**Objectif 1**
Indiquez si chacune des affirmations suivantes s'accorde avec l'extrait sur la bataille de Bouvines, en répondant par oui ou par non et en citant les mots décisifs du texte. (a) La bataille se déroula un dimanche. (b) Philippe Auguste avait volontairement recherché l'affrontement. (c) Les deux comtes rebelles parvinrent à s'enfuir.
**Objectif 2**
Recopiez fidèlement le passage de l'extrait sur Bouvines qui va de « 27 juillet 1214: Un » à « Un événement. Ponctuel. ».

**Extrait à lire**
+++

27 juillet 1214: Un dimanche, à Bouvines...
«27
juillet 1214. Ce dimanche-là, dans la plaine de Bouvines, le roi de France
Philippe Auguste avait affronté malgré lui la coalition redoutable de
l'empereur Otton, du comte de Flandre Ferrand et du comte de Boulogne
Renaud ; il était, grâce à Dieu, resté le soir maître du champ. L'empereur
avait détalé ; les deux comtes rebelles étaient pris. Victoire, comme on
l'a dit et répété, fondatrice : les assises de la monarchie française
en furent décidément raffermies. Une bataille. Un événement. Ponctuel.
Retentissant.»

+++

Entrées enregistrées:
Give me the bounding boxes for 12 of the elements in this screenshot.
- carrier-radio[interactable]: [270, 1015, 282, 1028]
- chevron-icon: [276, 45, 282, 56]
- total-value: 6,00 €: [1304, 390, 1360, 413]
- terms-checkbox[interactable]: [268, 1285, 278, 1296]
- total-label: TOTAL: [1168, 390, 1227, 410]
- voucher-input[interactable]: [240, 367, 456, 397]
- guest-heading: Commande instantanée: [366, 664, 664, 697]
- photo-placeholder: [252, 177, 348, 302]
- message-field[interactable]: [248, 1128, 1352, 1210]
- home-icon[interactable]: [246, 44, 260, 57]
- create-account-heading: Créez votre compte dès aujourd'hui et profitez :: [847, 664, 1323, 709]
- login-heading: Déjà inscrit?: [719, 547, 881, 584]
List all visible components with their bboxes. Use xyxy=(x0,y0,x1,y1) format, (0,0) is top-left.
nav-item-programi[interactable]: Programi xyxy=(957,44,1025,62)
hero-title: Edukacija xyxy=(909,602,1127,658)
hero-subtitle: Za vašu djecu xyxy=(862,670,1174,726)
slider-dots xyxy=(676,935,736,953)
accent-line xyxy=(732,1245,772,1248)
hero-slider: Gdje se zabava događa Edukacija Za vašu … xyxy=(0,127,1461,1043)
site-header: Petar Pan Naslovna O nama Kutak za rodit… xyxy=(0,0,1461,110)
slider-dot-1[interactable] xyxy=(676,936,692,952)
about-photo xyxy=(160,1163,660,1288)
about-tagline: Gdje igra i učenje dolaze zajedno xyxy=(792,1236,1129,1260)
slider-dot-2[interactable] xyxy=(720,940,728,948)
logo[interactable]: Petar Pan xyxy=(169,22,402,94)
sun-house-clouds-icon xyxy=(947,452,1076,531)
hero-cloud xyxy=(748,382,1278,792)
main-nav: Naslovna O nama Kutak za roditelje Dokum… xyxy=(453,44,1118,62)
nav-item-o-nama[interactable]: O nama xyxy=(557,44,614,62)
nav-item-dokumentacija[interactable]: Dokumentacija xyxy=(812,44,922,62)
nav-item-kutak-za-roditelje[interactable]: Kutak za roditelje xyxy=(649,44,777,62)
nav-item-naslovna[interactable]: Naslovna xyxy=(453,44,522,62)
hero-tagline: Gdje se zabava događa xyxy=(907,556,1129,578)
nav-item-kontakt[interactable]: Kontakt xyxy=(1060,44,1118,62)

+++

**Résultat attendu 1**
(a) Oui : « Ce dimanche-là, dans la plaine de Bouvines »
(b) Non : « avait affronté malgré lui la coalition redoutable »
(c) Non : « les deux comtes rebelles étaient pris »

**Résultat attendu 2**
27 juillet 1214: Un dimanche, à Bouvines...
«27
juillet 1214. Ce dimanche-là, dans la plaine de Bouvines, le roi de France
Philippe Auguste avait affronté malgré lui la coalition redoutable de
l'empereur Otton, du comte de Flandre Ferrand et du comte de Boulogne
Renaud ; il était, grâce à Dieu, resté le soir maître du champ. L'empereur
avait détalé ; les deux comtes rebelles étaient pris. Victoire, comme on
l'a dit et répété, fondatrice : les assises de la monarchie française
en furent décidément raffermies. Une bataille. Un événement. Ponctuel.